THE PROBLEM :: Copy out all lines in the data below containing the string "mukaisesti".

THE INPUT ::
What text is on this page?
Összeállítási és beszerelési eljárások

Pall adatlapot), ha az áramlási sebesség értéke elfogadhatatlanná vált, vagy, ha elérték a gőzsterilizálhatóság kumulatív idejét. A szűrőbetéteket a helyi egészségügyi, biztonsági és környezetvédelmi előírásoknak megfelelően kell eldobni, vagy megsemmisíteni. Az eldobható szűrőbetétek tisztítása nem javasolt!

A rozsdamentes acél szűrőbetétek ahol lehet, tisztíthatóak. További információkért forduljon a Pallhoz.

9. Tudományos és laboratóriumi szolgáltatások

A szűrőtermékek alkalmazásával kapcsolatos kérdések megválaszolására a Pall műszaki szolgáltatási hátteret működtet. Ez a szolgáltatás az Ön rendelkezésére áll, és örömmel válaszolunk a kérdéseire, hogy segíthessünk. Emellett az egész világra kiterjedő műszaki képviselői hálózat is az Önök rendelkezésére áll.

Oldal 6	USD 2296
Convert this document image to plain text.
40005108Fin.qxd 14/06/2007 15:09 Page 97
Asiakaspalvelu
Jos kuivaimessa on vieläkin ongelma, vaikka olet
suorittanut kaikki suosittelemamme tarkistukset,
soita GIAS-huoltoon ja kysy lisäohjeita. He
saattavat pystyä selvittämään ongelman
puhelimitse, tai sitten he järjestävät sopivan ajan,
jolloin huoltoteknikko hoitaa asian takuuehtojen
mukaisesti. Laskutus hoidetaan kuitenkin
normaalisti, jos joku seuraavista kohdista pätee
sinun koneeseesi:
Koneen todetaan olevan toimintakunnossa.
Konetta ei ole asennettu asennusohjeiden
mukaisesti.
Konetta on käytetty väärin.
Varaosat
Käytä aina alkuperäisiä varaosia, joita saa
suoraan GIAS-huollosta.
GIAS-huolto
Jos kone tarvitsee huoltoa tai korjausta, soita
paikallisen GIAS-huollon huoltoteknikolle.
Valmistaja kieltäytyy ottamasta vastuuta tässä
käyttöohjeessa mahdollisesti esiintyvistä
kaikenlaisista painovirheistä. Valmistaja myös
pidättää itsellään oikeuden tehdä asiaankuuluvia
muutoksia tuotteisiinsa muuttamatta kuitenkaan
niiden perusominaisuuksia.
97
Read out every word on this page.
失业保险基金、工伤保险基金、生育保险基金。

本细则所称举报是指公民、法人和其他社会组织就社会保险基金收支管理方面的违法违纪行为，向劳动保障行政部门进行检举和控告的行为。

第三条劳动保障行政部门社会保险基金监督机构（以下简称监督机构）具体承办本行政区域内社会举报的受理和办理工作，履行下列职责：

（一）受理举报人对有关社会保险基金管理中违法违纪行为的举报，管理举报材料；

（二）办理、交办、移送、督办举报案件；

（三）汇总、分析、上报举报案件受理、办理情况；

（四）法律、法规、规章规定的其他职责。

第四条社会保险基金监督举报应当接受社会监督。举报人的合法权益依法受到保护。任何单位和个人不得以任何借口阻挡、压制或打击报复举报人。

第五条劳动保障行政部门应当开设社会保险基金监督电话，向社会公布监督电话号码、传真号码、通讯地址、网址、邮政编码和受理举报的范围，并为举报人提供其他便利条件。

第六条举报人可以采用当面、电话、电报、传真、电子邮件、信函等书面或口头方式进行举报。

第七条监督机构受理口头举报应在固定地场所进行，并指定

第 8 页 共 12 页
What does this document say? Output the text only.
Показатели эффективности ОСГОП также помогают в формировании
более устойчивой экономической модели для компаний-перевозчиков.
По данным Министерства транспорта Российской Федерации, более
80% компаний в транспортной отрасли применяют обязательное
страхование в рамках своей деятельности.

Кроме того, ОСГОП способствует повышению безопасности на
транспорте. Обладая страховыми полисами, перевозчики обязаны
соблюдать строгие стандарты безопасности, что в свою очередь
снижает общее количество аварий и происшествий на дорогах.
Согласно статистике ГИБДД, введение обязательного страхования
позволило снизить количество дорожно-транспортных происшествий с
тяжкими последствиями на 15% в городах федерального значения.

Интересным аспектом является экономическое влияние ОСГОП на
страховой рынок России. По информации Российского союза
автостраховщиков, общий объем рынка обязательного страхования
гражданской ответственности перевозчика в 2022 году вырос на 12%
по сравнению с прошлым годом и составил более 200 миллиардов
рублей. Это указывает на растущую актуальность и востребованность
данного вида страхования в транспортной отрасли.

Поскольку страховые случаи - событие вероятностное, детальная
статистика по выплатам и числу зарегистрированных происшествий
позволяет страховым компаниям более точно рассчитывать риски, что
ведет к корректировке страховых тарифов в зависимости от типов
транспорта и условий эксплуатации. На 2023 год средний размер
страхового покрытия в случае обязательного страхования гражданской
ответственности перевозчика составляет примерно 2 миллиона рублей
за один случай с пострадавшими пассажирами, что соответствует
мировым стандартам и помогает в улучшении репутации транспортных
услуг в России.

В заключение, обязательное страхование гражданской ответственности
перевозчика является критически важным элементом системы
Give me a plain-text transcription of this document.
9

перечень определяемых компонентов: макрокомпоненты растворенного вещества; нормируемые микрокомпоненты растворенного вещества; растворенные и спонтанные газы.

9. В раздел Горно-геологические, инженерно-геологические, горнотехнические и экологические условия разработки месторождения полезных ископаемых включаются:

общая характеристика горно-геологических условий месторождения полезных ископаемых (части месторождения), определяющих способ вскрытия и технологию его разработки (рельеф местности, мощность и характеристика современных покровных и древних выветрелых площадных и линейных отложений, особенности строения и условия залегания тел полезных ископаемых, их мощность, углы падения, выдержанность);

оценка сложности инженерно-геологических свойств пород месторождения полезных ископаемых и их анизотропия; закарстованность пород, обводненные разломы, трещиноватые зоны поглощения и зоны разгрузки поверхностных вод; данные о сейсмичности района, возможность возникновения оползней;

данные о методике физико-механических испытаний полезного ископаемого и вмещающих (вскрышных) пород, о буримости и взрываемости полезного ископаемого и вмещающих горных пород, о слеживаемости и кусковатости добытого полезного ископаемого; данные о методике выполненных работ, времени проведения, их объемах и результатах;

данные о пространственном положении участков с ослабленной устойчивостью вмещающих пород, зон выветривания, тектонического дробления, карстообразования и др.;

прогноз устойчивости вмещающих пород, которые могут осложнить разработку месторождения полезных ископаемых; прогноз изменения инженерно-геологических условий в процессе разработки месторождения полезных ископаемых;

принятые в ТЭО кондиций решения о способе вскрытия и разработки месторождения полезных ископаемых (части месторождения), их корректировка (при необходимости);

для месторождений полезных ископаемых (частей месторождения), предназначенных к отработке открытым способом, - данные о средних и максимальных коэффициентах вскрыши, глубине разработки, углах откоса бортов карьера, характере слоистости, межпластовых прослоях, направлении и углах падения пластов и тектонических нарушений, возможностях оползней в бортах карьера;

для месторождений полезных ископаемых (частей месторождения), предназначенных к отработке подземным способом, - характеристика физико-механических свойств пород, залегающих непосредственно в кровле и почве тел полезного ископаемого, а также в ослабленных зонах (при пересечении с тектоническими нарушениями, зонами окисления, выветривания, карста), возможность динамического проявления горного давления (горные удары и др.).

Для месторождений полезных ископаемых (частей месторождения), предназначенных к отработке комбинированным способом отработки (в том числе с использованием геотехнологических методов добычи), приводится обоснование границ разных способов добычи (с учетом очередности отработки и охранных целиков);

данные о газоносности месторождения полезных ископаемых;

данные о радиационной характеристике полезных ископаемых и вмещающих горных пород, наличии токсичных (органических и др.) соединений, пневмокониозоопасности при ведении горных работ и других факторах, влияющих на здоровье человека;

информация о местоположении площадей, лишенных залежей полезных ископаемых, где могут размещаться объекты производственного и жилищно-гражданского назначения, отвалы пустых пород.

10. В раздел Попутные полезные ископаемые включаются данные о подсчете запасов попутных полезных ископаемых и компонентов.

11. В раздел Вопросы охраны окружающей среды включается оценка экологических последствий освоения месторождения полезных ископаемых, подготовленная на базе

TASK SOLUTION ::
mukaisesti. Laskutus hoidetaan kuitenkin
mukaisesti.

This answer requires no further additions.